* [WORK INSTRUCTION 1]
According to the post below on installing Windows 7 on a MacBook, what was the only thing lost in the Time Machine restore?
* [WORK INSTRUCTION 2]
Reproduce the part of the post below on installing Windows 7 on a MacBook starting with "Windows 7 on" and going on through "bricking my MacBook.".

* [EXCERPT PROVIDED]
--- START ---

2009-12-28

Windows 7 on a MacBook: Kind of a pain to install

But it's sweet once it works with all the drivers installed

Let me step back a bit. I already had a license for Win7 Home Premium upgrade. That means I had to install it on top of Windows XP or Vista. So, I had to install XP Home first, which I also had a license for. Getting XP up and running was the root of my issues.

A while back ago, Apple pushed out an EFI update that supposedly removed the necessity to use BootCamp to install Windows or any other OS, really. With a spare partition on my hard drive, I decided to clobber Ubuntu, and install Windows XP over it. That ended up trashing the entire partition table, and bricking my MacBook.

Time Machine to the rescue. 3 hours later, I had restored my OS X partition from bare-metal to a point-in-time backup where the only thing I lost was 30 minutes of browser history. In other words: it worked perfectly. 45 minutes later, XP was installed, but the boot.ini file was pointing to the wrong partition. Using the XP recovery console to attempt a repair, I had whacked my partition table. AGAIN. Wash, Rinse, Repeat.

--- END ---

* [SUPPLIED INFORMATION]
--- START ---

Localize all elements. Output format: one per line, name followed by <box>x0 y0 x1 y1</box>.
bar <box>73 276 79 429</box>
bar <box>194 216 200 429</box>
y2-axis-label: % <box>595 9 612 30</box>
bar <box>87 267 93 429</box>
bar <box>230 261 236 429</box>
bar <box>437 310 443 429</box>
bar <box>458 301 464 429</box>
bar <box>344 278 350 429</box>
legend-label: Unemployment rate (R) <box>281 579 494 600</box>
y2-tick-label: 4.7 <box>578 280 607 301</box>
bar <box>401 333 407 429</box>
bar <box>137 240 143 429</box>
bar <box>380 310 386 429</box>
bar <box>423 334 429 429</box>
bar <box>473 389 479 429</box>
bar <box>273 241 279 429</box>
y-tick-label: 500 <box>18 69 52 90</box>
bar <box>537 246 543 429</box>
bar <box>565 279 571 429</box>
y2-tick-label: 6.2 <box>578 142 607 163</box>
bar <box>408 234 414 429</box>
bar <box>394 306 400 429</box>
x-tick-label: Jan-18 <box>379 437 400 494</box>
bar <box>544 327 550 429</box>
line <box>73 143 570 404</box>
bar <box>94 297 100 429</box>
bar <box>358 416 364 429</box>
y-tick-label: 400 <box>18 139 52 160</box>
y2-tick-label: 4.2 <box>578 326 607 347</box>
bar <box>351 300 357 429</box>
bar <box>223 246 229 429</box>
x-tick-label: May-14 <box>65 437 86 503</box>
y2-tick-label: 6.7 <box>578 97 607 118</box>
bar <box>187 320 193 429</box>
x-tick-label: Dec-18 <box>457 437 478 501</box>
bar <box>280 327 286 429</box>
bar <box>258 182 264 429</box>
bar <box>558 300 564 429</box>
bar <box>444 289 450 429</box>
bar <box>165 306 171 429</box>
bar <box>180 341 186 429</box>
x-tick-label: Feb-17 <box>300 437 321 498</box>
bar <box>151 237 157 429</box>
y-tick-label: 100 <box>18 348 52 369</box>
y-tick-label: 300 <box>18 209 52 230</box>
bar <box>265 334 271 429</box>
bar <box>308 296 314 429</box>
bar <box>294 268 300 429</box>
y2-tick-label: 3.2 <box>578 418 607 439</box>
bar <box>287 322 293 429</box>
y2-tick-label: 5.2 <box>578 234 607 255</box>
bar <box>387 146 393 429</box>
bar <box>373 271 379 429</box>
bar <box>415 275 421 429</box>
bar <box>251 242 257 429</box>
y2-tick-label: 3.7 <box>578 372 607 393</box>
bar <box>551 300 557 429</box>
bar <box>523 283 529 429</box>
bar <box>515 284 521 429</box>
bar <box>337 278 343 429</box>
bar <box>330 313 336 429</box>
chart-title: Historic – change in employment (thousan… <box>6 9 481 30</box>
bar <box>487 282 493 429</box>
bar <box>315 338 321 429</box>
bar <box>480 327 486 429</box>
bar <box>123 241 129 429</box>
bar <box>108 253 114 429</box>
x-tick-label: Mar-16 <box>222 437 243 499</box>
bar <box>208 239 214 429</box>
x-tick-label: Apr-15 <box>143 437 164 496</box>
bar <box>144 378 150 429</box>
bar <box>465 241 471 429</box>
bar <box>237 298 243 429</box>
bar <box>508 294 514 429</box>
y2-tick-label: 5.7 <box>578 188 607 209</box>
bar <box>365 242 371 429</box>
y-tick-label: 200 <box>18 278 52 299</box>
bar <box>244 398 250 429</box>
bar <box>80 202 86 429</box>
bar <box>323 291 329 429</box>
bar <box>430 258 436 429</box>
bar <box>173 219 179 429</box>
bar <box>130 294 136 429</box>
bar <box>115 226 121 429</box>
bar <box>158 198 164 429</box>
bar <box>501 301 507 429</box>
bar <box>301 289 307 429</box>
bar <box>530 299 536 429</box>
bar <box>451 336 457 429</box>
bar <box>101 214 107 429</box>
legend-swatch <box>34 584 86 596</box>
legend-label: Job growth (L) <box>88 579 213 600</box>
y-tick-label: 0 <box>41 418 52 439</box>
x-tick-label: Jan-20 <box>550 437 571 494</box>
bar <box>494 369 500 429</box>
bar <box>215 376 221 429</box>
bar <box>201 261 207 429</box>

--- END ---

* [WRITTEN REPLY 1]
30 minutes of browser history.

* [WRITTEN REPLY 2]
Windows 7 on a MacBook: Kind of a pain to install

But it's sweet once it works with all the drivers installed

Let me step back a bit. I already had a license for Win7 Home Premium upgrade. That means I had to install it on top of Windows XP or Vista. So, I had to install XP Home first, which I also had a license for. Getting XP up and running was the root of my issues.

A while back ago, Apple pushed out an EFI update that supposedly removed the necessity to use BootCamp to install Windows or any other OS, really. With a spare partition on my hard drive, I decided to clobber Ubuntu, and install Windows XP over it. That ended up trashing the entire partition table, and bricking my MacBook.